-- start --

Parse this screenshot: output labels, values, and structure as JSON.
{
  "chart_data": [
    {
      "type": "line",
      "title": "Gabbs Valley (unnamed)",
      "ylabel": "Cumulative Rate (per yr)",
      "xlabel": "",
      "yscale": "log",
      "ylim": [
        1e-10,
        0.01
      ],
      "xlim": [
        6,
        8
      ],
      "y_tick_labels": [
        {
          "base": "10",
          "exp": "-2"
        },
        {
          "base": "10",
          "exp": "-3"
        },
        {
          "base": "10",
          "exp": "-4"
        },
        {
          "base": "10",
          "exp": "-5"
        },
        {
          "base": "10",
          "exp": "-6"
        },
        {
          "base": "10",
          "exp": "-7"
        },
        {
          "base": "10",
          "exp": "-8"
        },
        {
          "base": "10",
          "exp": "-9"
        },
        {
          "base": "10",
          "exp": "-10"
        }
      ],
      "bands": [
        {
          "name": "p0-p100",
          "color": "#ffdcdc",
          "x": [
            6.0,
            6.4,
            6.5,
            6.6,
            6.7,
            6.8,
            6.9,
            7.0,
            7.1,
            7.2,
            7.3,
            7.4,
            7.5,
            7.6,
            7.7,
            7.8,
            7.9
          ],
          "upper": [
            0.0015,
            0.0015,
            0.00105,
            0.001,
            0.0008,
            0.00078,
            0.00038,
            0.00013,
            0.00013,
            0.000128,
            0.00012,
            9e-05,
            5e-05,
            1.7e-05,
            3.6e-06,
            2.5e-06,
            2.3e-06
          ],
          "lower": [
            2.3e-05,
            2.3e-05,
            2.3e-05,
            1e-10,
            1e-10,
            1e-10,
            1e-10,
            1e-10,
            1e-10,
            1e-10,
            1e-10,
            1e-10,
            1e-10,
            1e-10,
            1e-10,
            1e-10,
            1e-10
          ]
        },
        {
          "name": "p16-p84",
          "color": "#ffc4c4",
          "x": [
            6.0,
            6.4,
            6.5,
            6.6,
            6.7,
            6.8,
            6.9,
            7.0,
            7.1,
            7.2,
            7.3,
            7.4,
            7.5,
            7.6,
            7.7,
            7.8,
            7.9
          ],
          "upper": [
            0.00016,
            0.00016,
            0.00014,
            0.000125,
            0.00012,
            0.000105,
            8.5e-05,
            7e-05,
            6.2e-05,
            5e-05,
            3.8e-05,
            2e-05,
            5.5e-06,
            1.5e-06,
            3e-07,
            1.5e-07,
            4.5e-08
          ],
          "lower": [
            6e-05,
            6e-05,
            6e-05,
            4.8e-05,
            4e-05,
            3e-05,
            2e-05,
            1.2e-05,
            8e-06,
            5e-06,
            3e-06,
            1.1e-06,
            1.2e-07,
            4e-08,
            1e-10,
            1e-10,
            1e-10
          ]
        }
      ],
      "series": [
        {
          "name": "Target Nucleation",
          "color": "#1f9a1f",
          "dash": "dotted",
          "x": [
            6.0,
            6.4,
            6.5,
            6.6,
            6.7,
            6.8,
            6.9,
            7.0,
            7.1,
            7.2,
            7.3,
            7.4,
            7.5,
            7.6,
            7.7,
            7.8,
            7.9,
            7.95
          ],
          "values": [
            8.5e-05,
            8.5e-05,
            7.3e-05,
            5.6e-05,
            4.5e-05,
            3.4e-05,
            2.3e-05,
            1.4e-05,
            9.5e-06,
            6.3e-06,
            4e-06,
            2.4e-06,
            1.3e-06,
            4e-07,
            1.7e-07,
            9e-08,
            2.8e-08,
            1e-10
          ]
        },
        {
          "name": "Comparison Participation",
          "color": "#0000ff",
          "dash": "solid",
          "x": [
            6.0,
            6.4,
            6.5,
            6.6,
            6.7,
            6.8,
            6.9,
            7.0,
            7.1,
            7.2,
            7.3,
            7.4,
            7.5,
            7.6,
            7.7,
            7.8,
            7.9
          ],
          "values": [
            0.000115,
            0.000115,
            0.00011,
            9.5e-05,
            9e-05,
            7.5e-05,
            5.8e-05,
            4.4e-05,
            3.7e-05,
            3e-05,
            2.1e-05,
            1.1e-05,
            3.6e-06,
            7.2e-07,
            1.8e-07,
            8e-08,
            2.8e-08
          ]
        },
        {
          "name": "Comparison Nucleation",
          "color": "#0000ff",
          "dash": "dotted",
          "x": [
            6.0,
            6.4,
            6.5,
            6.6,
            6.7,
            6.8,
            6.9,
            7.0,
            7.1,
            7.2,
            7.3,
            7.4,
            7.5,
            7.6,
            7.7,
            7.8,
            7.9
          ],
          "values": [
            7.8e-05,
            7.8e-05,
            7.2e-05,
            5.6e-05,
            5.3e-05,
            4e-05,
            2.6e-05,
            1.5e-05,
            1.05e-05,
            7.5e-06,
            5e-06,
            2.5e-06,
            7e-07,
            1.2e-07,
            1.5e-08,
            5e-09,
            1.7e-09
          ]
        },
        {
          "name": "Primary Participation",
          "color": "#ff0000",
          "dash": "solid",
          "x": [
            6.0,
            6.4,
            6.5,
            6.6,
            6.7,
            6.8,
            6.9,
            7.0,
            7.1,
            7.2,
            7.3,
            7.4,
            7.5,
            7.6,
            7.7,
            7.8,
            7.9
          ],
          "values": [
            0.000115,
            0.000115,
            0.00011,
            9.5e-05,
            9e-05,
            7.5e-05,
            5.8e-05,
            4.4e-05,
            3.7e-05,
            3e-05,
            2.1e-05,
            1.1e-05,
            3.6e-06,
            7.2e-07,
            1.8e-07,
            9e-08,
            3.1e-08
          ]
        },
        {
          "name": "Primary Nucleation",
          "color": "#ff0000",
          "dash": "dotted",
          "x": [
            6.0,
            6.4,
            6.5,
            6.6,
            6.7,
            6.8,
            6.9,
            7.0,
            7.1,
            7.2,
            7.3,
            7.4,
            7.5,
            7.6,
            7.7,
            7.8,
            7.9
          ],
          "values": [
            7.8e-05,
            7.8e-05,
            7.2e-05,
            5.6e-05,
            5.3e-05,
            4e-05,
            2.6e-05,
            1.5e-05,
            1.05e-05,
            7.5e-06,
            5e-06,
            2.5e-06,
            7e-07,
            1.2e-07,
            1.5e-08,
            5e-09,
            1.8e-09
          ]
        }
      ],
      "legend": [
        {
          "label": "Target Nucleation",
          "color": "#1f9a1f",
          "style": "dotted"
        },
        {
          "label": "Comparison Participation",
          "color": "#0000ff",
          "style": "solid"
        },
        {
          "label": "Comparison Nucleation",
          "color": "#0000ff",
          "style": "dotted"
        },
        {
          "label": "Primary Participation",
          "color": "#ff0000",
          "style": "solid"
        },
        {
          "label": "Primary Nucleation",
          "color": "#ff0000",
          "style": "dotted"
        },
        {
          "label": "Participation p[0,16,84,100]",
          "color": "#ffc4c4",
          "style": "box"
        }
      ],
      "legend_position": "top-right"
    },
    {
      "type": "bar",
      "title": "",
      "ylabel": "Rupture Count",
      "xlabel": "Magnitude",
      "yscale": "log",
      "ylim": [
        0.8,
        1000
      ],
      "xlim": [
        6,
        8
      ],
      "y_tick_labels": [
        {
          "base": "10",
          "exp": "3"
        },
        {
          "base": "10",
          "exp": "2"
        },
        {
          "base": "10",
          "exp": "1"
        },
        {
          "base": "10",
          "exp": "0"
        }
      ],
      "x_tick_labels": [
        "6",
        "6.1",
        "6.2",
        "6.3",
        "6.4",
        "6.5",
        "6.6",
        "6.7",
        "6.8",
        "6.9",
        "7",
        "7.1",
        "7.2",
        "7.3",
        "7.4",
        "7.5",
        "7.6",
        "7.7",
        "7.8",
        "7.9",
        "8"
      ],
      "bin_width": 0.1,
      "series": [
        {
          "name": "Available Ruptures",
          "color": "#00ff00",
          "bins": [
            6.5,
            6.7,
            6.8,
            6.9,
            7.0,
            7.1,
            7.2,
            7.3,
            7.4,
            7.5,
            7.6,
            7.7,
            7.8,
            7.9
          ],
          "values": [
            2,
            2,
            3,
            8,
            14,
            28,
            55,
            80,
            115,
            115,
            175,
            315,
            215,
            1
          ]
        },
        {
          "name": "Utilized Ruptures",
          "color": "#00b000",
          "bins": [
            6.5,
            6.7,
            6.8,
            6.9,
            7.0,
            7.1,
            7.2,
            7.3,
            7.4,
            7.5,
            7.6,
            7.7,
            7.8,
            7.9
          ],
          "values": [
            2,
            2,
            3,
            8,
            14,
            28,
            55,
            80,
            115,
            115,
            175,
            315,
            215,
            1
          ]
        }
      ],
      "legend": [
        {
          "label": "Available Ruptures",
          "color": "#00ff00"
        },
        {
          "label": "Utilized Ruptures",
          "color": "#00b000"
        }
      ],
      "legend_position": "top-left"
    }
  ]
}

-- end --

- [Task prompt]: List all lines holding the string "Target".

- [Written solution]:
          "name": "Target Nucleation",
          "label": "Target Nucleation",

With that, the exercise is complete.